-- Problem requirements --
Can you output the material exactly as written, minus any pictures it holds?
○ ○ ○
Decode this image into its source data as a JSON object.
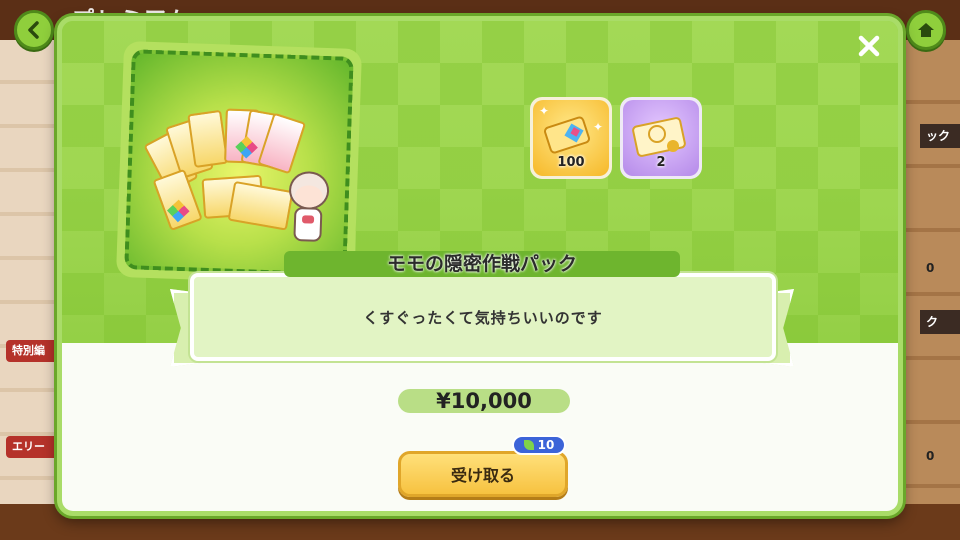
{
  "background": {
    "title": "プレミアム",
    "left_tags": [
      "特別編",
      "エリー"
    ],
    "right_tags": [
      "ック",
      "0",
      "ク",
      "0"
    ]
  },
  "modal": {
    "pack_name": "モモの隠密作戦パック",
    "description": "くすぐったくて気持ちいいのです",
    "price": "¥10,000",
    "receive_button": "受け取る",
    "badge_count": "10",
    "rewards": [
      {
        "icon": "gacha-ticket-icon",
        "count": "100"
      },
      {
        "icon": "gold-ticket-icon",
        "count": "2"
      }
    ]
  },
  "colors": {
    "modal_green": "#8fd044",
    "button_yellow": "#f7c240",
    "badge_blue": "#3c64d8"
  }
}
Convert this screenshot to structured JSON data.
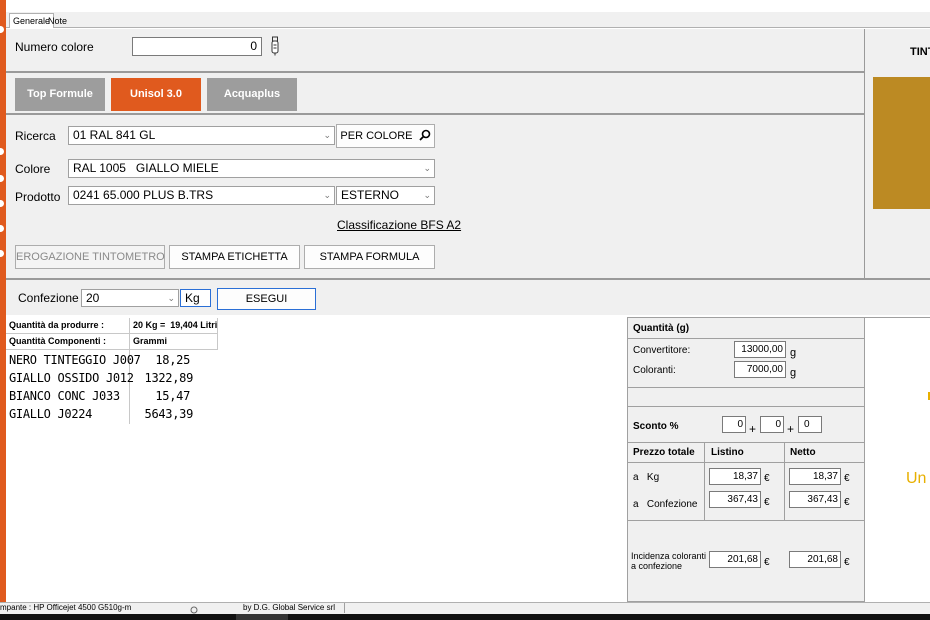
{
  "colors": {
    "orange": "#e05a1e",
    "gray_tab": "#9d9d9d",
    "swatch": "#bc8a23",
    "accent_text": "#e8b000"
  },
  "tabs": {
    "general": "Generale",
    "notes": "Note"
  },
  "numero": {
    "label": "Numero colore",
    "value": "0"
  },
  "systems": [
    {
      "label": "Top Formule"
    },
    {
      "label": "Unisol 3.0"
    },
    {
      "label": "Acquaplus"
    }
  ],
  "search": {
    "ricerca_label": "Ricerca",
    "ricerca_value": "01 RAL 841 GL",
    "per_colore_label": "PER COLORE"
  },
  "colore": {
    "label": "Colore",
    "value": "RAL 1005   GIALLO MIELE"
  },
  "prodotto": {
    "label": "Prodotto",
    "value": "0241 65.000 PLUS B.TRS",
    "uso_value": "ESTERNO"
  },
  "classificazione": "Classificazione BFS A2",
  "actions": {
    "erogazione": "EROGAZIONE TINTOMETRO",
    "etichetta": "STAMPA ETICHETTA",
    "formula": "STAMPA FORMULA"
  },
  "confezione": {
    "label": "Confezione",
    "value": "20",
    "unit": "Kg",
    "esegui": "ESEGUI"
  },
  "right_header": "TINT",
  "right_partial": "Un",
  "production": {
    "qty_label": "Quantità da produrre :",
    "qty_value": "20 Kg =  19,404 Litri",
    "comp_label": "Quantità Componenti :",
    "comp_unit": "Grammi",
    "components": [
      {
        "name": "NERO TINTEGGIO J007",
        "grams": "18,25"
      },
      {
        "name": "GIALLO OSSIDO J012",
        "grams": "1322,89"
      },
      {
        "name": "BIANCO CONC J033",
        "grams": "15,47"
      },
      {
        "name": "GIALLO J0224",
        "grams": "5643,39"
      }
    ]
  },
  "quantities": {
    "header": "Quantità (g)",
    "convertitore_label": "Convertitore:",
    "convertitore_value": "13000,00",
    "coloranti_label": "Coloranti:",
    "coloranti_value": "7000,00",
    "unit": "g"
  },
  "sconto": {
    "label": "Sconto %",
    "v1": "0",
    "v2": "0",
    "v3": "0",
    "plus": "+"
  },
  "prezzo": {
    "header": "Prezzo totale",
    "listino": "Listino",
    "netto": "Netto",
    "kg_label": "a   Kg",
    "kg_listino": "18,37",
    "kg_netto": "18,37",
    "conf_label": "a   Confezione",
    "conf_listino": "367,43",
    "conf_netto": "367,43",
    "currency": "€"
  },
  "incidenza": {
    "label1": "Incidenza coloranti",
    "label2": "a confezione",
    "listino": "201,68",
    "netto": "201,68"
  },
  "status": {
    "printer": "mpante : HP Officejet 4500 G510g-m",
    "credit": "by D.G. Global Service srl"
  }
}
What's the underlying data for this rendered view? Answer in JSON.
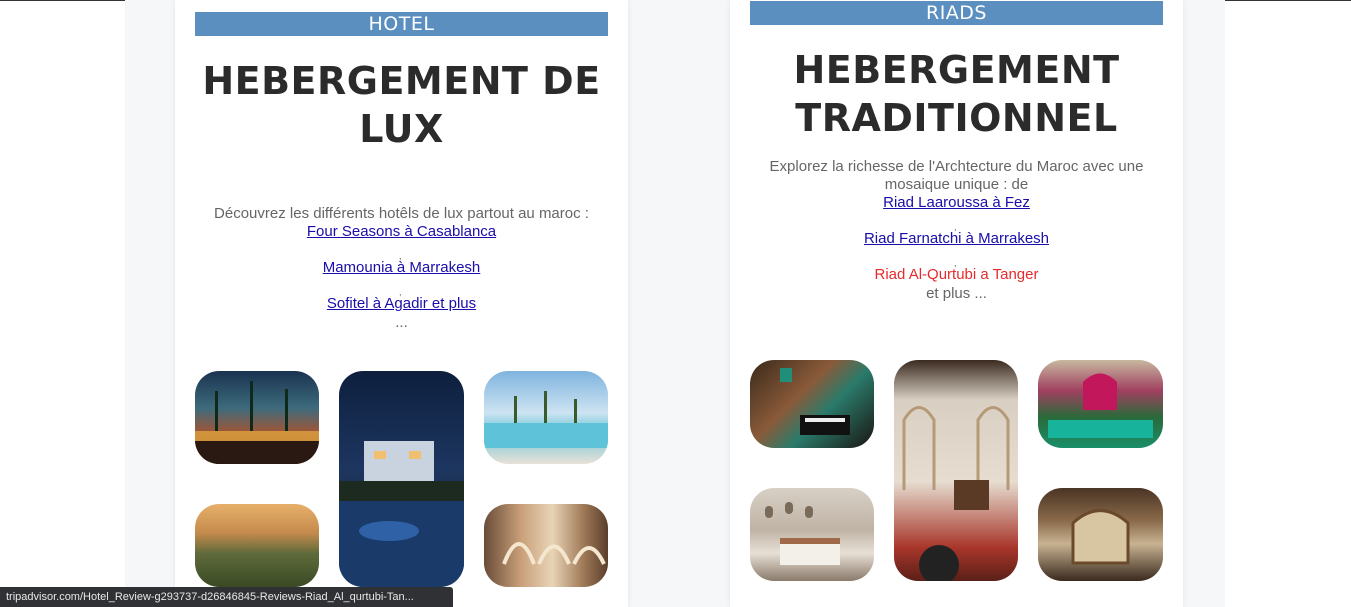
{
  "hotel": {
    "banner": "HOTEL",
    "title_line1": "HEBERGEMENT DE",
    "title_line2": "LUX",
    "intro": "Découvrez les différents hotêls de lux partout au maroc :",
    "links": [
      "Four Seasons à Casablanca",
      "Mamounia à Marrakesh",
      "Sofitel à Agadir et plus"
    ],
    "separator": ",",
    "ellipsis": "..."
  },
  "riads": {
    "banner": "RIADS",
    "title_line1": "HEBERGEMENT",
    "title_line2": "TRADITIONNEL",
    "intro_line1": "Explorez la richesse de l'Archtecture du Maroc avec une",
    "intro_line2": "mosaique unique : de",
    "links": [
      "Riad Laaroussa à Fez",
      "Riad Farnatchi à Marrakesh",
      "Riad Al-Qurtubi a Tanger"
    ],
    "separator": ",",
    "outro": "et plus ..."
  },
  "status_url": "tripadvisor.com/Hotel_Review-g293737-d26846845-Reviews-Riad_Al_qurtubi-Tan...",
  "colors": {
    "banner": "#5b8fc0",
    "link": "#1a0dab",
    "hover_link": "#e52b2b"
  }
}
○ ○ ○
-- Final result --
Decode this image into its source data as a JSON object.
{
  "background": {
    "title": "プレミアム",
    "left_tags": [
      "特別編",
      "エリー"
    ],
    "right_tags": [
      "ック",
      "0",
      "ク",
      "0"
    ]
  },
  "modal": {
    "pack_name": "モモの隠密作戦パック",
    "description": "くすぐったくて気持ちいいのです",
    "price": "¥10,000",
    "receive_button": "受け取る",
    "badge_count": "10",
    "rewards": [
      {
        "icon": "gacha-ticket-icon",
        "count": "100"
      },
      {
        "icon": "gold-ticket-icon",
        "count": "2"
      }
    ]
  },
  "colors": {
    "modal_green": "#8fd044",
    "button_yellow": "#f7c240",
    "badge_blue": "#3c64d8"
  }
}
Convert this screenshot to structured JSON data.
{
  "colors": {
    "orange": "#e05a1e",
    "gray_tab": "#9d9d9d",
    "swatch": "#bc8a23",
    "accent_text": "#e8b000"
  },
  "tabs": {
    "general": "Generale",
    "notes": "Note"
  },
  "numero": {
    "label": "Numero colore",
    "value": "0"
  },
  "systems": [
    {
      "label": "Top Formule"
    },
    {
      "label": "Unisol 3.0"
    },
    {
      "label": "Acquaplus"
    }
  ],
  "search": {
    "ricerca_label": "Ricerca",
    "ricerca_value": "01 RAL 841 GL",
    "per_colore_label": "PER COLORE"
  },
  "colore": {
    "label": "Colore",
    "value": "RAL 1005   GIALLO MIELE"
  },
  "prodotto": {
    "label": "Prodotto",
    "value": "0241 65.000 PLUS B.TRS",
    "uso_value": "ESTERNO"
  },
  "classificazione": "Classificazione BFS A2",
  "actions": {
    "erogazione": "EROGAZIONE TINTOMETRO",
    "etichetta": "STAMPA ETICHETTA",
    "formula": "STAMPA FORMULA"
  },
  "confezione": {
    "label": "Confezione",
    "value": "20",
    "unit": "Kg",
    "esegui": "ESEGUI"
  },
  "right_header": "TINT",
  "right_partial": "Un",
  "production": {
    "qty_label": "Quantità da produrre :",
    "qty_value": "20 Kg =  19,404 Litri",
    "comp_label": "Quantità Componenti :",
    "comp_unit": "Grammi",
    "components": [
      {
        "name": "NERO TINTEGGIO J007",
        "grams": "18,25"
      },
      {
        "name": "GIALLO OSSIDO J012",
        "grams": "1322,89"
      },
      {
        "name": "BIANCO CONC J033",
        "grams": "15,47"
      },
      {
        "name": "GIALLO J0224",
        "grams": "5643,39"
      }
    ]
  },
  "quantities": {
    "header": "Quantità (g)",
    "convertitore_label": "Convertitore:",
    "convertitore_value": "13000,00",
    "coloranti_label": "Coloranti:",
    "coloranti_value": "7000,00",
    "unit": "g"
  },
  "sconto": {
    "label": "Sconto %",
    "v1": "0",
    "v2": "0",
    "v3": "0",
    "plus": "+"
  },
  "prezzo": {
    "header": "Prezzo totale",
    "listino": "Listino",
    "netto": "Netto",
    "kg_label": "a   Kg",
    "kg_listino": "18,37",
    "kg_netto": "18,37",
    "conf_label": "a   Confezione",
    "conf_listino": "367,43",
    "conf_netto": "367,43",
    "currency": "€"
  },
  "incidenza": {
    "label1": "Incidenza coloranti",
    "label2": "a confezione",
    "listino": "201,68",
    "netto": "201,68"
  },
  "status": {
    "printer": "mpante : HP Officejet 4500 G510g-m",
    "credit": "by D.G. Global Service srl"
  }
}
What's the underlying data for this rendered view? Answer in JSON.
{
  "hotel": {
    "banner": "HOTEL",
    "title_line1": "HEBERGEMENT DE",
    "title_line2": "LUX",
    "intro": "Découvrez les différents hotêls de lux partout au maroc :",
    "links": [
      "Four Seasons à Casablanca",
      "Mamounia à Marrakesh",
      "Sofitel à Agadir et plus"
    ],
    "separator": ",",
    "ellipsis": "..."
  },
  "riads": {
    "banner": "RIADS",
    "title_line1": "HEBERGEMENT",
    "title_line2": "TRADITIONNEL",
    "intro_line1": "Explorez la richesse de l'Archtecture du Maroc avec une",
    "intro_line2": "mosaique unique : de",
    "links": [
      "Riad Laaroussa à Fez",
      "Riad Farnatchi à Marrakesh",
      "Riad Al-Qurtubi a Tanger"
    ],
    "separator": ",",
    "outro": "et plus ..."
  },
  "status_url": "tripadvisor.com/Hotel_Review-g293737-d26846845-Reviews-Riad_Al_qurtubi-Tan...",
  "colors": {
    "banner": "#5b8fc0",
    "link": "#1a0dab",
    "hover_link": "#e52b2b"
  }
}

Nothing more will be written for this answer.